Can you write out, word for word, everything in the film review from "That much-levelled criticism" down to "Who’s George (Clooney)."?

▸ Excerpt provided
= Beginning of Section =

Wednesday, February 26, 2014

The Monuments Men


George Clooney’s canon of dependable, solidly crafted films as director gets another entry with ‘The Monuments Men’. It’s been greeted by an almost consensus critical opinion: plodding pace, under-developed characters, turgid voiceover.

I’d love to post a contrary review and herald the film as a misunderstood classic – indeed, this review proceeds from my opinion that it’s decidedly better than most people are giving it credit for – but it has to be admitted from the outset: ‘The Monuments Men’ is flawed. The main problem is the script, which veers between smartarse caper movie and big dramatic statement on the value of art over life.

Or to put it another way, Clooney and co-writer Grant Heslov can’t decide if they want to remake ‘Kelly’s Heroes’ or ‘The Train’.

That much-levelled criticism re: the characters holds. Less than halfway through, I’d given up trying to remember their names or whatever tiny daub of backstory they’d been given. They were simply The Snobbish One (Bob Balaban), The Gregarious One (John Goodman), The Wry But Melancholy One (Bill Murray), The One Speaks Bad French (Matt Damon), The Two One Who’s Actually French (Jean Dujardin), The One Who’s Awfully British What Ho! (Hugh Bonneville) and The One Who’s George (Clooney).

= End of Section =

Structured page-parsing data:

= Beginning of Section =

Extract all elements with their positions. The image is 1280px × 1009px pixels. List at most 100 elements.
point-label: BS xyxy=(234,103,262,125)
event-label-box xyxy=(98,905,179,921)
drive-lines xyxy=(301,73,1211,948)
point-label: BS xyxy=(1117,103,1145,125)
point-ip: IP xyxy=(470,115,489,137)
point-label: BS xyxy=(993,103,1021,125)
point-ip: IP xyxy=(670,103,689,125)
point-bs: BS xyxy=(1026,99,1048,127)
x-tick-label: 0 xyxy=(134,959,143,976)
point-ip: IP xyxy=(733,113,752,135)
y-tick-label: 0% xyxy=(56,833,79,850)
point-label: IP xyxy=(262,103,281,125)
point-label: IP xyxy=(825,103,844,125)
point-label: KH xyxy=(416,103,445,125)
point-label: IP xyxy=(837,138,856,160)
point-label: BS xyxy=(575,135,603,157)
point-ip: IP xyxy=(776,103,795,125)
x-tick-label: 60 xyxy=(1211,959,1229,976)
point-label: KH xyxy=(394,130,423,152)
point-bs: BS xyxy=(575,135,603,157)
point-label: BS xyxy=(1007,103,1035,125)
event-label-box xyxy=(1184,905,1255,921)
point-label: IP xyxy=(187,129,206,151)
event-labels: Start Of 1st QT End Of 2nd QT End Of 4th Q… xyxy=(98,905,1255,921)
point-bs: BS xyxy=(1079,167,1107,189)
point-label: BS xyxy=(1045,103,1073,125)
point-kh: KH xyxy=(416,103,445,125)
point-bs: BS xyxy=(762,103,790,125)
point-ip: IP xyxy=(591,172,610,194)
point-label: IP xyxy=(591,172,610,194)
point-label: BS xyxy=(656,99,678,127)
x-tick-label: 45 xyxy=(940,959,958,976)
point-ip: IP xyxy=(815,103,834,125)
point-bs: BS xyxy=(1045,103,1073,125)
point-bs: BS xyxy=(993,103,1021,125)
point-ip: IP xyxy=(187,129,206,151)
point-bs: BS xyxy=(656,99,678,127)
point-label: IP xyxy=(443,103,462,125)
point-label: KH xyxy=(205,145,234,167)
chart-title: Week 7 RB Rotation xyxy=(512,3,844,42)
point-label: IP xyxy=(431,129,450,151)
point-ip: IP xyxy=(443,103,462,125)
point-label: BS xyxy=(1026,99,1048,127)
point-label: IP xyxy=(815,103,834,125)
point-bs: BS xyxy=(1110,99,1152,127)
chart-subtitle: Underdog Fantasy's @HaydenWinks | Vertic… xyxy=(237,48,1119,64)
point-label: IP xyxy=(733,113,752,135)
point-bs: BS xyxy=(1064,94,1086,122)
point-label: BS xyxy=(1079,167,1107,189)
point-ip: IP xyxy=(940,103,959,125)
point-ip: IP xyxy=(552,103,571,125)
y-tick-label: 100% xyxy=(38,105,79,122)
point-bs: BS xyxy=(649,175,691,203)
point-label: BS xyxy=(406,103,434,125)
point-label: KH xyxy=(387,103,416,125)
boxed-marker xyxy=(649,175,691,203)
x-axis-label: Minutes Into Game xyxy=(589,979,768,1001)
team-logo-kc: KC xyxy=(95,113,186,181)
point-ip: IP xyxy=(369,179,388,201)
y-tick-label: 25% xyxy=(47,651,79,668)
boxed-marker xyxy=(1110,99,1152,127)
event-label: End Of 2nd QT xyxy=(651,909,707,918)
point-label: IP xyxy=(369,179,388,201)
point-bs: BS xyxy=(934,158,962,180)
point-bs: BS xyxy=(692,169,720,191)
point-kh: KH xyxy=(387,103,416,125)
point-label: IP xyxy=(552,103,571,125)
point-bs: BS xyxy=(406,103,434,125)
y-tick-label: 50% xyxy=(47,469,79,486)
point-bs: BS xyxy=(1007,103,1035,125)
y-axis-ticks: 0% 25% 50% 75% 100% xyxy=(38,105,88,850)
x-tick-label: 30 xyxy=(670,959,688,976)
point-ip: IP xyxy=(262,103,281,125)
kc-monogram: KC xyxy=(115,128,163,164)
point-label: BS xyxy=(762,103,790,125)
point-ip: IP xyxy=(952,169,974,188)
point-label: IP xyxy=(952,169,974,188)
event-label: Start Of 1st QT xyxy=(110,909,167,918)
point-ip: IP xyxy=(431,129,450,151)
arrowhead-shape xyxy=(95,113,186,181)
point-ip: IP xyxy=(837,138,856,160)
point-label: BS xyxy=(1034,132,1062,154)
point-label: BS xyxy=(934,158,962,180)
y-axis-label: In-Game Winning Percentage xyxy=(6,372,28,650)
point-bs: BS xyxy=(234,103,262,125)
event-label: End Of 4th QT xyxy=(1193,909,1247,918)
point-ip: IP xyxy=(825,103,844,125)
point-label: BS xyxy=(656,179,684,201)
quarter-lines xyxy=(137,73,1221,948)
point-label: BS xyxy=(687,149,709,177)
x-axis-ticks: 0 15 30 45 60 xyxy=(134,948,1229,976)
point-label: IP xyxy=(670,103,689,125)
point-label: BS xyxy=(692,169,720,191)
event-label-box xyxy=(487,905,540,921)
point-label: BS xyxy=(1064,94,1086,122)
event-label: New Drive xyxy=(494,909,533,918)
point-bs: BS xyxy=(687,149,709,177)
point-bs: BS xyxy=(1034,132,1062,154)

= End of Section =

▸ Completed task
That much-levelled criticism re: the characters holds. Less than halfway through, I’d given up trying to remember their names or whatever tiny daub of backstory they’d been given. They were simply The Snobbish One (Bob Balaban), The Gregarious One (John Goodman), The Wry But Melancholy One (Bill Murray), The One Speaks Bad French (Matt Damon), The Two One Who’s Actually French (Jean Dujardin), The One Who’s Awfully British What Ho! (Hugh Bonneville) and The One Who’s George (Clooney).